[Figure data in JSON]
○ ○ ○ ○ ○ ○ ○
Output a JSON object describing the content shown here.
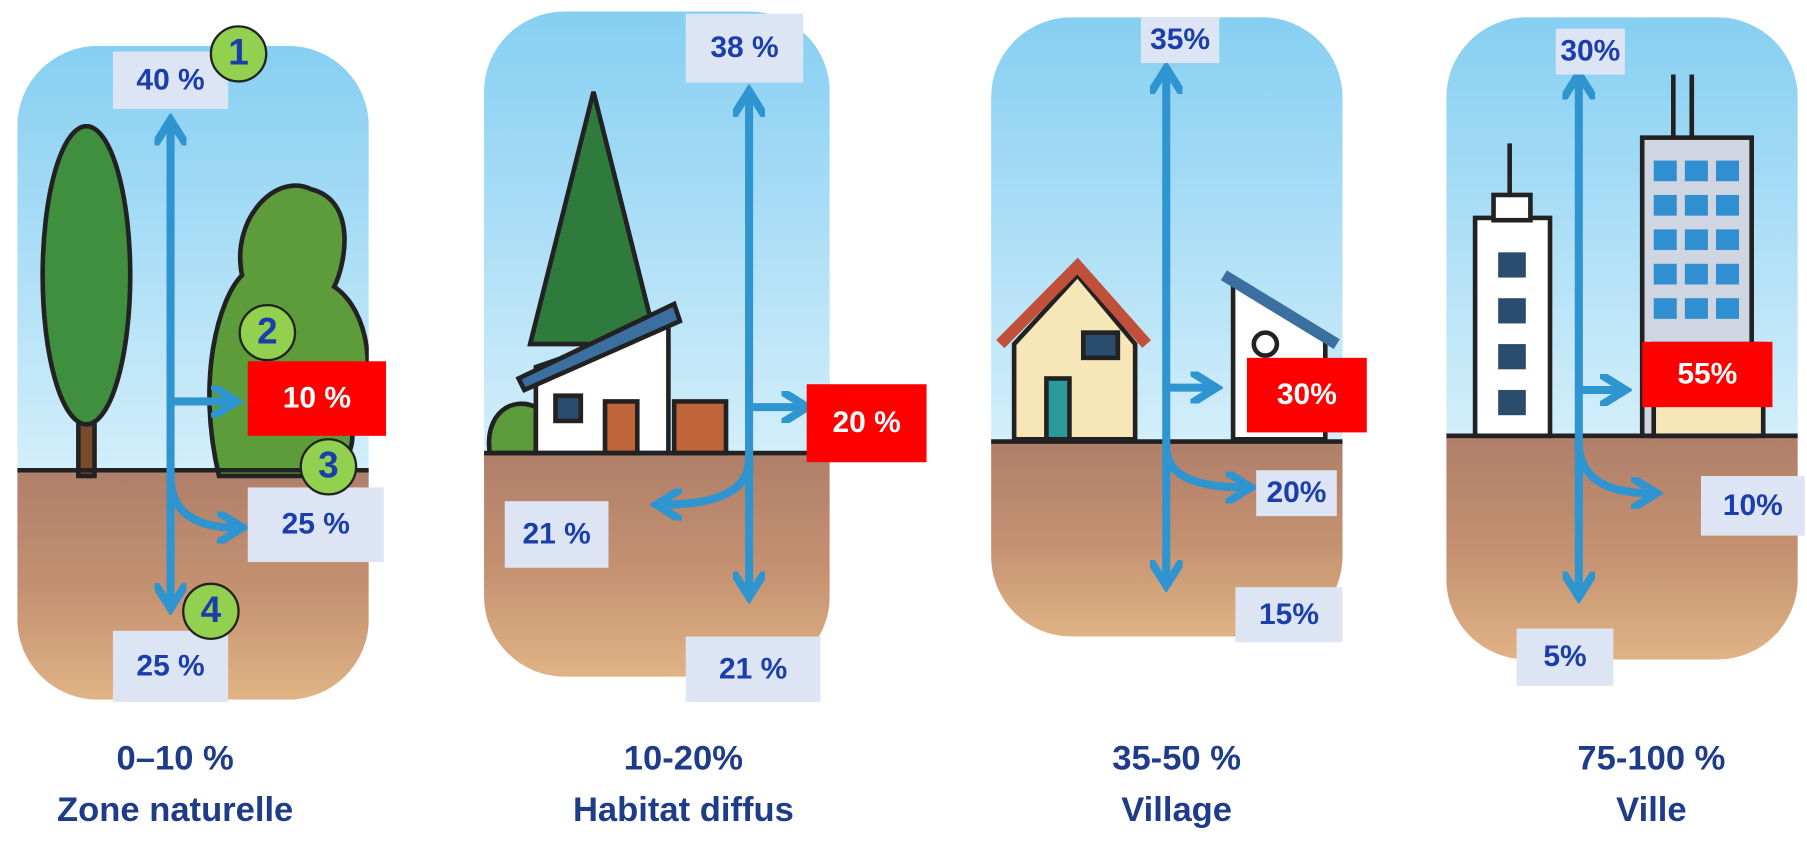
{
  "panels": [
    {
      "evaporation": "40 %",
      "runoff": "10 %",
      "shallow_infiltration": "25 %",
      "deep_infiltration": "25 %",
      "coverage": "0–10 %",
      "label": "Zone naturelle"
    },
    {
      "evaporation": "38 %",
      "runoff": "20 %",
      "shallow_infiltration": "21 %",
      "deep_infiltration": "21 %",
      "coverage": "10-20%",
      "label": "Habitat  diffus"
    },
    {
      "evaporation": "35%",
      "runoff": "30%",
      "shallow_infiltration": "20%",
      "deep_infiltration": "15%",
      "coverage": "35-50 %",
      "label": "Village"
    },
    {
      "evaporation": "30%",
      "runoff": "55%",
      "shallow_infiltration": "10%",
      "deep_infiltration": "5%",
      "coverage": "75-100 %",
      "label": "Ville"
    }
  ],
  "markers": [
    "1",
    "2",
    "3",
    "4"
  ]
}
○ ○ ○ ○ ○ ○ ○
**What is expected:** Find each line holding the string "runoff" and copy it out.

**Solution for this exercise:**
      "runoff": "10 %",
      "runoff": "20 %",
      "runoff": "30%",
      "runoff": "55%",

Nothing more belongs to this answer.